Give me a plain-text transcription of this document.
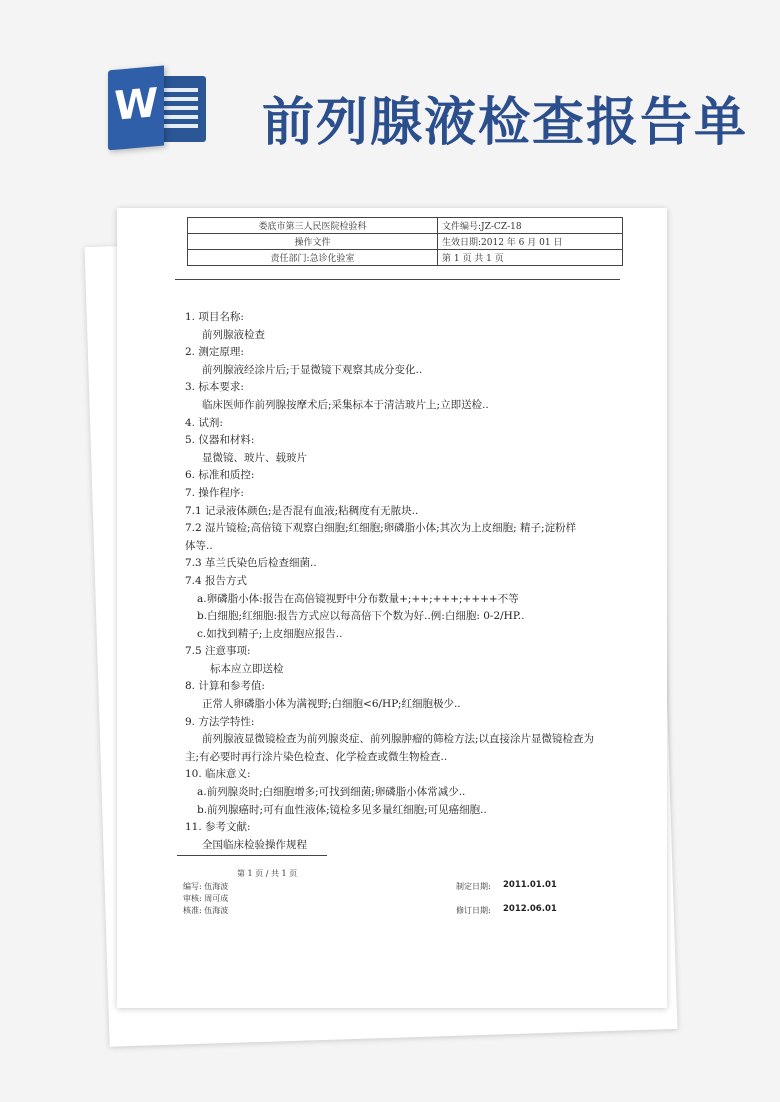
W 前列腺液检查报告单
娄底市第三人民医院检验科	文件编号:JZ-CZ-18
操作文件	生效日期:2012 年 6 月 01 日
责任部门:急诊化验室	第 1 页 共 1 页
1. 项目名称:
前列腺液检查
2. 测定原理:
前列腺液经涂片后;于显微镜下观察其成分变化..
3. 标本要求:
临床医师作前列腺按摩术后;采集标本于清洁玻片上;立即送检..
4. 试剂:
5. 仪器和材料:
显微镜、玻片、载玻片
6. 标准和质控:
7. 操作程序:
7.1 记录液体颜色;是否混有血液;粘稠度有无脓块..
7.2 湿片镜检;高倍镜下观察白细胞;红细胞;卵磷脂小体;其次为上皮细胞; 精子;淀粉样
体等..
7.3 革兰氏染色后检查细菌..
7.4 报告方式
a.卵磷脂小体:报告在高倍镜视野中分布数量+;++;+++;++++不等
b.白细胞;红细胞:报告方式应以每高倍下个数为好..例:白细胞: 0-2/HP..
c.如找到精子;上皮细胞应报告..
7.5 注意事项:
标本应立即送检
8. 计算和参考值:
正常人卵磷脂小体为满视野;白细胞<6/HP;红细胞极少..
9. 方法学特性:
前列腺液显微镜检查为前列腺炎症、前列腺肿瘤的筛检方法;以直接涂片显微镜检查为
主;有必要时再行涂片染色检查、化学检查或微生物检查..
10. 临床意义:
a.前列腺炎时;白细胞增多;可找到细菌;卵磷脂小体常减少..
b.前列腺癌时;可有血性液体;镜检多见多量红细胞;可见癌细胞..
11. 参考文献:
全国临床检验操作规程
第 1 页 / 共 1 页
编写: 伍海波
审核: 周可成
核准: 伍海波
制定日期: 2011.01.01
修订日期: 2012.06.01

--- --- ---

What to work on:
Reproduce the entries above word for word. Pictures stay out.

Answer in full:
Give me a plain-text transcription of this document.
W 前列腺液检查报告单
娄底市第三人民医院检验科	文件编号:JZ-CZ-18
操作文件	生效日期:2012 年 6 月 01 日
责任部门:急诊化验室	第 1 页 共 1 页
1. 项目名称:
前列腺液检查
2. 测定原理:
前列腺液经涂片后;于显微镜下观察其成分变化..
3. 标本要求:
临床医师作前列腺按摩术后;采集标本于清洁玻片上;立即送检..
4. 试剂:
5. 仪器和材料:
显微镜、玻片、载玻片
6. 标准和质控:
7. 操作程序:
7.1 记录液体颜色;是否混有血液;粘稠度有无脓块..
7.2 湿片镜检;高倍镜下观察白细胞;红细胞;卵磷脂小体;其次为上皮细胞; 精子;淀粉样
体等..
7.3 革兰氏染色后检查细菌..
7.4 报告方式
a.卵磷脂小体:报告在高倍镜视野中分布数量+;++;+++;++++不等
b.白细胞;红细胞:报告方式应以每高倍下个数为好..例:白细胞: 0-2/HP..
c.如找到精子;上皮细胞应报告..
7.5 注意事项:
标本应立即送检
8. 计算和参考值:
正常人卵磷脂小体为满视野;白细胞<6/HP;红细胞极少..
9. 方法学特性:
前列腺液显微镜检查为前列腺炎症、前列腺肿瘤的筛检方法;以直接涂片显微镜检查为
主;有必要时再行涂片染色检查、化学检查或微生物检查..
10. 临床意义:
a.前列腺炎时;白细胞增多;可找到细菌;卵磷脂小体常减少..
b.前列腺癌时;可有血性液体;镜检多见多量红细胞;可见癌细胞..
11. 参考文献:
全国临床检验操作规程
第 1 页 / 共 1 页
编写: 伍海波
审核: 周可成
核准: 伍海波
制定日期: 2011.01.01
修订日期: 2012.06.01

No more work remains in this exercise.